Dataset rows
▶

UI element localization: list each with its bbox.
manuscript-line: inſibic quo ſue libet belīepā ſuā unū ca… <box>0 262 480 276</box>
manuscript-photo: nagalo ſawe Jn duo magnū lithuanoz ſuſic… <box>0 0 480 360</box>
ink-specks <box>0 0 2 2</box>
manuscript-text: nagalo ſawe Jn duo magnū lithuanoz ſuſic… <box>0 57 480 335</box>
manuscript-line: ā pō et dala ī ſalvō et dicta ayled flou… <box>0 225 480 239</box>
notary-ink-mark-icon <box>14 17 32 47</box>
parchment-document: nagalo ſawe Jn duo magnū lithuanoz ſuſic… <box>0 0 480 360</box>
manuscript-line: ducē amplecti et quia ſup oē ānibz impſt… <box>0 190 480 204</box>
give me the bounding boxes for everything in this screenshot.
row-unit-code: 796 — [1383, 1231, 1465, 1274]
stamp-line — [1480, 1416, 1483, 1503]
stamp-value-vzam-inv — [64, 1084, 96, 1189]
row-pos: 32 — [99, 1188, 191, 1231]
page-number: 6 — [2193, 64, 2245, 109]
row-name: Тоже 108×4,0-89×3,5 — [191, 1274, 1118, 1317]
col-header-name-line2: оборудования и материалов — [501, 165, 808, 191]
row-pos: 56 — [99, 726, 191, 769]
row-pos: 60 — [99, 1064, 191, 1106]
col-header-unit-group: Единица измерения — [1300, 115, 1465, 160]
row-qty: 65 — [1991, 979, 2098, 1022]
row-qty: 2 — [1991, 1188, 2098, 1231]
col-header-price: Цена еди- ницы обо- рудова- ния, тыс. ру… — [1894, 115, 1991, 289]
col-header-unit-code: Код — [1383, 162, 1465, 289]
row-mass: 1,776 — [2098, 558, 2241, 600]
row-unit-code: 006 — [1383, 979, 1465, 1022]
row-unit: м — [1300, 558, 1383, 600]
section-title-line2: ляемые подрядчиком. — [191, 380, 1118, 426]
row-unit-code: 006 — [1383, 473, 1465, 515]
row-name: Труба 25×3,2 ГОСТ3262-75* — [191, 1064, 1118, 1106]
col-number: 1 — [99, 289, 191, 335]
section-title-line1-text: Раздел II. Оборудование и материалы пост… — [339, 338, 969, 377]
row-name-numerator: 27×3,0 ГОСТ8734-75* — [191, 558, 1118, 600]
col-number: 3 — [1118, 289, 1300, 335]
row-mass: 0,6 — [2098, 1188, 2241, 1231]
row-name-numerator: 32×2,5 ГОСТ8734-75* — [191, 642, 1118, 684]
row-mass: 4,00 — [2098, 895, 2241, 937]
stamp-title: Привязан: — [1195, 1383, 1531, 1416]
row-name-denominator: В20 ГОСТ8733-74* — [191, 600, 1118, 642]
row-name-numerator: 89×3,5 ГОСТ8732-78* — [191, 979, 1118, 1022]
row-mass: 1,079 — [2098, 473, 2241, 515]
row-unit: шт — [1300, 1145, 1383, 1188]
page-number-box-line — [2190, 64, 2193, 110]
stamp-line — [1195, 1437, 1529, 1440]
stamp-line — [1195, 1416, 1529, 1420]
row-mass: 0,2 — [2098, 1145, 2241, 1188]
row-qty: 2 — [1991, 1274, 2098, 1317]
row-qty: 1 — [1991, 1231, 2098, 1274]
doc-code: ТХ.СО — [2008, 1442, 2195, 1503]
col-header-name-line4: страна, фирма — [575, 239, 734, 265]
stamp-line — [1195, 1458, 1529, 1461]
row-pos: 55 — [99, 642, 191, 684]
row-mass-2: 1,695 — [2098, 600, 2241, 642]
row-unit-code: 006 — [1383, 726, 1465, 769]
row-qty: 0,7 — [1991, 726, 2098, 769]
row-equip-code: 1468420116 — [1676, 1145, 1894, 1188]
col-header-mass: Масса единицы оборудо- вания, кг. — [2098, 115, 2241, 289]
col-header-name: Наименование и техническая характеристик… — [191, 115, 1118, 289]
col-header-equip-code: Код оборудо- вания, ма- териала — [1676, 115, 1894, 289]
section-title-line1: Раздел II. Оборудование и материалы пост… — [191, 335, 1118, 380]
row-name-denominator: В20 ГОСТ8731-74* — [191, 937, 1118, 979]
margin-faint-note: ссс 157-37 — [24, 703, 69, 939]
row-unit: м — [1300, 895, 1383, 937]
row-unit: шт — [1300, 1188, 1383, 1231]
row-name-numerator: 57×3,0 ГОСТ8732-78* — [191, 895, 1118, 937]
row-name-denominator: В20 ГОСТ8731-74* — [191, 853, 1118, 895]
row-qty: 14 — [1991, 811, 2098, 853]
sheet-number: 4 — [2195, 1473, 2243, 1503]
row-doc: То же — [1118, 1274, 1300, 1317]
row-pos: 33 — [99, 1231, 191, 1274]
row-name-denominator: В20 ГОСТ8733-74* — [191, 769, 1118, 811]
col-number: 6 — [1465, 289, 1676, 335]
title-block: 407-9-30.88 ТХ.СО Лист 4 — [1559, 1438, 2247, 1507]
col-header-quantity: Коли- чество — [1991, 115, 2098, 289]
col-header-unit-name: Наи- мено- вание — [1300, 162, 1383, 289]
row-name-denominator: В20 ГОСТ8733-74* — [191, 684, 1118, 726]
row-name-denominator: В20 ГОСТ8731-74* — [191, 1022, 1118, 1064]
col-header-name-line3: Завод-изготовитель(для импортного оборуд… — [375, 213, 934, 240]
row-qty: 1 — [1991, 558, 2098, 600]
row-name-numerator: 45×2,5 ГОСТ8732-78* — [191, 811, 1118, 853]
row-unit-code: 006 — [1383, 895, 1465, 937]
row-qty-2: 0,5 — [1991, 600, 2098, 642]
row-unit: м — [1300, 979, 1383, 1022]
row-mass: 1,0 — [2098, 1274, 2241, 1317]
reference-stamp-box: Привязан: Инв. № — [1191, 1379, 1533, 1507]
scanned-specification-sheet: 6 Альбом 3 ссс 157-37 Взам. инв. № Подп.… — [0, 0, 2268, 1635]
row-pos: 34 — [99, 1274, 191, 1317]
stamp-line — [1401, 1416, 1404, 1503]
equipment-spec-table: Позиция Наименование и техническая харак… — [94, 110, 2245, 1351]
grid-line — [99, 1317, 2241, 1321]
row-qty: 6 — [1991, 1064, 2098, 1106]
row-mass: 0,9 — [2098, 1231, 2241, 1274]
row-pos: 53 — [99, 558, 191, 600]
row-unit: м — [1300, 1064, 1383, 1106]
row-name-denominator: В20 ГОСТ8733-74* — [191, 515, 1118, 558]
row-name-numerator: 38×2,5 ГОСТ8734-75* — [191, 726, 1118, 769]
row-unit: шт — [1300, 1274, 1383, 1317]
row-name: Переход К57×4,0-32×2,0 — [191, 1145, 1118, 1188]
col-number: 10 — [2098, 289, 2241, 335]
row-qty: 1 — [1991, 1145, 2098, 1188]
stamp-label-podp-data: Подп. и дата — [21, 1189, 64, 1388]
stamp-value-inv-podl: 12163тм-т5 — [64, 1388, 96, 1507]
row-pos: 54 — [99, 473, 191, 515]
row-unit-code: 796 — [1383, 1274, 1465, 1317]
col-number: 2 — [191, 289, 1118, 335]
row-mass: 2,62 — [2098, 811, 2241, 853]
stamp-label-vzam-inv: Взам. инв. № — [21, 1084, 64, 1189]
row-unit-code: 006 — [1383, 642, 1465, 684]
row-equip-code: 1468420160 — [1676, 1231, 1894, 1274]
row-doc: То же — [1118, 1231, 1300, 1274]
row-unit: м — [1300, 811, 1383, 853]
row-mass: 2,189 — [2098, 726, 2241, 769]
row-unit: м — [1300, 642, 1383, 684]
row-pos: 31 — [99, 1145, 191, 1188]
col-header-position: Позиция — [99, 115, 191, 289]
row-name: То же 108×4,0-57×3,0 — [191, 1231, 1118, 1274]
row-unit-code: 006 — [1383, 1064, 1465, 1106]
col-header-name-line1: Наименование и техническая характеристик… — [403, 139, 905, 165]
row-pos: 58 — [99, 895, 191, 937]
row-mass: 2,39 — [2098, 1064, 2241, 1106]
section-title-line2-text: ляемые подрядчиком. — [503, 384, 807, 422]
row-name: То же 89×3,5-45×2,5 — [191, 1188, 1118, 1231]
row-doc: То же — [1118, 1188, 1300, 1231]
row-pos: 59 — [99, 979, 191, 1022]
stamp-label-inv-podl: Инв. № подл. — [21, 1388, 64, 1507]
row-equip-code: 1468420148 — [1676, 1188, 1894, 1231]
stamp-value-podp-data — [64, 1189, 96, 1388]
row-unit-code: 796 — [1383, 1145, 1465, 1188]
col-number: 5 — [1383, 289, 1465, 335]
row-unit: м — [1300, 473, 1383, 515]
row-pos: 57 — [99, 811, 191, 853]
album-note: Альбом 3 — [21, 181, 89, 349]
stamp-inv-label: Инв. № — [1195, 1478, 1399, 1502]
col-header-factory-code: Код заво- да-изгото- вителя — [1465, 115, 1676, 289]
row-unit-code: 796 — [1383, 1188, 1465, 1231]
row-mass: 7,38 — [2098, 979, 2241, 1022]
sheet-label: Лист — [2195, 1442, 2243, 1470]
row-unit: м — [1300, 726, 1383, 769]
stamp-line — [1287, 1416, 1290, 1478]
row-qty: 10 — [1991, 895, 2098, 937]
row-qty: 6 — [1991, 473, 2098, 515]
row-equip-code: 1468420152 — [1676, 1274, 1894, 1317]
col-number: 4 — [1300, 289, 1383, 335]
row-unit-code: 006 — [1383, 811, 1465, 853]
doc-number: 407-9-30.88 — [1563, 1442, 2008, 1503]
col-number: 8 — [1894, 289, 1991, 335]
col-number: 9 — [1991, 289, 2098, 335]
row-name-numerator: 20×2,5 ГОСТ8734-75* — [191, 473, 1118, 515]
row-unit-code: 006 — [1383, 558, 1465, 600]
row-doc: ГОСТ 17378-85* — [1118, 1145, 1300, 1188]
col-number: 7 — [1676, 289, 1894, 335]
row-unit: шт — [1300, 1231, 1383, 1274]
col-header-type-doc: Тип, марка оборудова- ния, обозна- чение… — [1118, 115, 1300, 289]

◀

> GOAL OF THE EXERCISE:
Retype the listing word for word, from its first line down to and including the line that holds "manuscript-line: ā pō".

> REPLY:
UI element localization: list each with its bbox.
manuscript-line: inſibic quo ſue libet belīepā ſuā unū ca… <box>0 262 480 276</box>
manuscript-photo: nagalo ſawe Jn duo magnū lithuanoz ſuſic… <box>0 0 480 360</box>
ink-specks <box>0 0 2 2</box>
manuscript-text: nagalo ſawe Jn duo magnū lithuanoz ſuſic… <box>0 57 480 335</box>
manuscript-line: ā pō et dala ī ſalvō et dicta ayled flou… <box>0 225 480 239</box>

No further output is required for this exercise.